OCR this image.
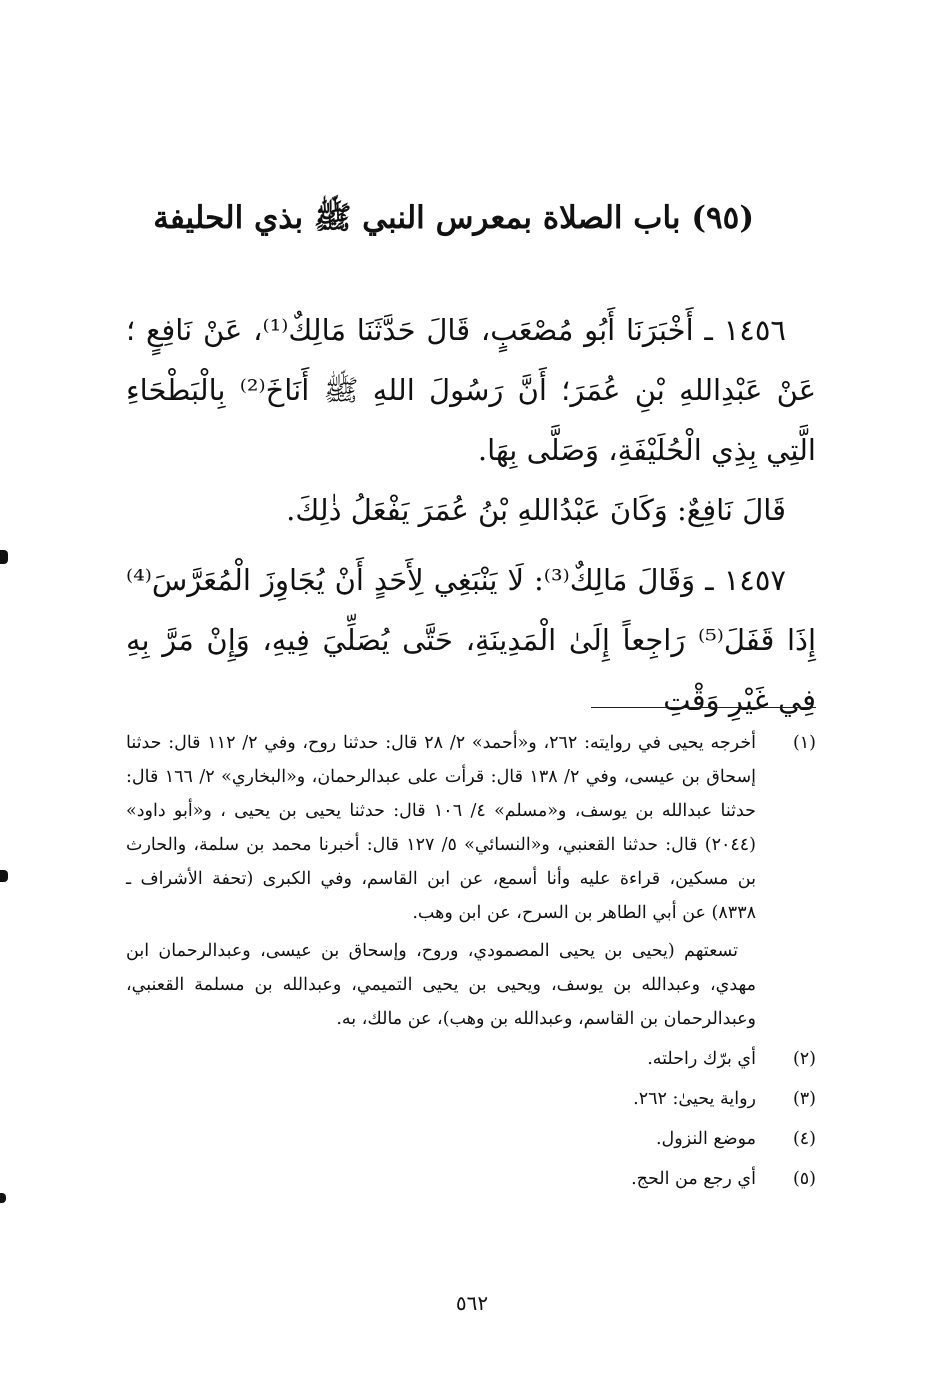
(٩٥) باب الصلاة بمعرس النبي ﷺ بذي الحليفة

١٤٥٦ ـ أَخْبَرَنَا أَبُو مُصْعَبٍ، قَالَ حَدَّثَنَا مَالِكٌ⁽¹⁾، عَنْ نَافِعٍ ؛ عَنْ عَبْدِاللهِ بْنِ عُمَرَ؛ أَنَّ رَسُولَ اللهِ ﷺ أَنَاخَ⁽²⁾ بِالْبَطْحَاءِ الَّتِي بِذِي الْحُلَيْفَةِ، وَصَلَّى بِهَا.

قَالَ نَافِعٌ: وَكَانَ عَبْدُاللهِ بْنُ عُمَرَ يَفْعَلُ ذٰلِكَ.

١٤٥٧ ـ وَقَالَ مَالِكٌ⁽³⁾: لَا يَنْبَغِي لِأَحَدٍ أَنْ يُجَاوِزَ الْمُعَرَّسَ⁽⁴⁾ إِذَا قَفَلَ⁽⁵⁾ رَاجِعاً إِلَىٰ الْمَدِينَةِ، حَتَّى يُصَلِّيَ فِيهِ، وَإِنْ مَرَّ بِهِ فِي غَيْرِ وَقْتِ

(١)

أخرجه يحيى في روايته: ٢٦٢، و«أحمد» ٢/ ٢٨ قال: حدثنا روح، وفي ٢/ ١١٢ قال: حدثنا إسحاق بن عيسى، وفي ٢/ ١٣٨ قال: قرأت على عبدالرحمان، و«البخاري» ٢/ ١٦٦ قال: حدثنا عبدالله بن يوسف، و«مسلم» ٤/ ١٠٦ قال: حدثنا يحيى بن يحيى ، و«أبو داود» (٢٠٤٤) قال: حدثنا القعنبي، و«النسائي» ٥/ ١٢٧ قال: أخبرنا محمد بن سلمة، والحارث بن مسكين، قراءة عليه وأنا أسمع، عن ابن القاسم، وفي الكبرى (تحفة الأشراف ـ ٨٣٣٨) عن أبي الطاهر بن السرح، عن ابن وهب.

تسعتهم (يحيى بن يحيى المصمودي، وروح، وإسحاق بن عيسى، وعبدالرحمان ابن مهدي، وعبدالله بن يوسف، ويحيى بن يحيى التميمي، وعبدالله بن مسلمة القعنبي، وعبدالرحمان بن القاسم، وعبدالله بن وهب)، عن مالك، به.

(٢)
أي برّك راحلته.
(٣)
رواية يحيىٰ: ٢٦٢.
(٤)
موضع النزول.
(٥)
أي رجع من الحج.
٥٦٢
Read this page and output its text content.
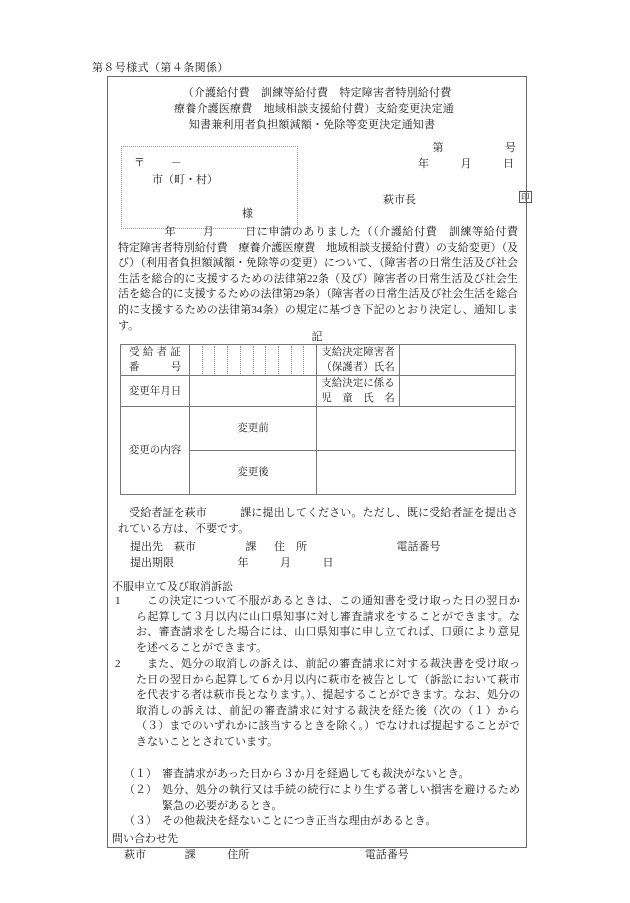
第８号様式（第４条関係）
（介護給付費　訓練等給付費　特定障害者特別給付費
療養介護医療費　地域相談支援給付費）支給変更決定通
知書兼利用者負担額減額・免除等変更決定通知書
第	号
年	月	日
〒 －
市（町・村）
様
萩市長	印
年 月	日に申請のありました（（介護給付費　訓練等給付費　特定障害者特別給付費　療養介護医療費　地域相談支援給付費）の支給変更）（及び）（利用者負担額減額・免除等の変更）について、（障害者の日常生活及び社会生活を総合的に支援するための法律第22条（及び）障害者の日常生活及び社会生活を総合的に支援するための法律第29条）（障害者の日常生活及び社会生活を総合的に支援するための法律第34条）の規定に基づき下記のとおり決定し、通知します。
記
受給者証
番　　　号		支給決定障害者
（保護者）氏名	

変更年月日		支給決定に係る
児　童　氏　名	

変更の内容	変更前		
	変更後		
受給者証を萩市　　　課に提出してください。ただし、既に受給者証を提出されている方は、不要です。
提出先　萩市	課 住　所	電話番号
提出期限	年	月	日
不服申立て及び取消訴訟
1	この決定について不服があるときは、この通知書を受け取った日の翌日から起算して３月以内に山口県知事に対し審査請求をすることができます。なお、審査請求をした場合には、山口県知事に申し立てれば、口頭により意見を述べることができます。
2	また、処分の取消しの訴えは、前記の審査請求に対する裁決書を受け取った日の翌日から起算して６か月以内に萩市を被告として（訴訟において萩市を代表する者は萩市長となります。）、提起することができます。なお、処分の取消しの訴えは、前記の審査請求に対する裁決を経た後（次の（１）から（３）までのいずれかに該当するときを除く。）でなければ提起することができないこととされています。
（１） 審査請求があった日から３か月を経過しても裁決がないとき。
（２） 処分、処分の執行又は手続の続行により生ずる著しい損害を避けるため緊急の必要があるとき。
（３） その他裁決を経ないことにつき正当な理由があるとき。
問い合わせ先
萩市	課	住所	電話番号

**EXERCISE DETAILS**.
Identify the lines of the data that contain the word "訓練等給付費". Copy each of them.

**EXERCISE ANSWER**.
（介護給付費　訓練等給付費　特定障害者特別給付費
年 月	日に申請のありました（（介護給付費　訓練等給付費　特定障害者特別給付費　療養介護医療費　地域相談支援給付費）の支給変更）（及び）（利用者負担額減額・免除等の変更）について、（障害者の日常生活及び社会生活を総合的に支援するための法律第22条（及び）障害者の日常生活及び社会生活を総合的に支援するための法律第29条）（障害者の日常生活及び社会生活を総合的に支援するための法律第34条）の規定に基づき下記のとおり決定し、通知します。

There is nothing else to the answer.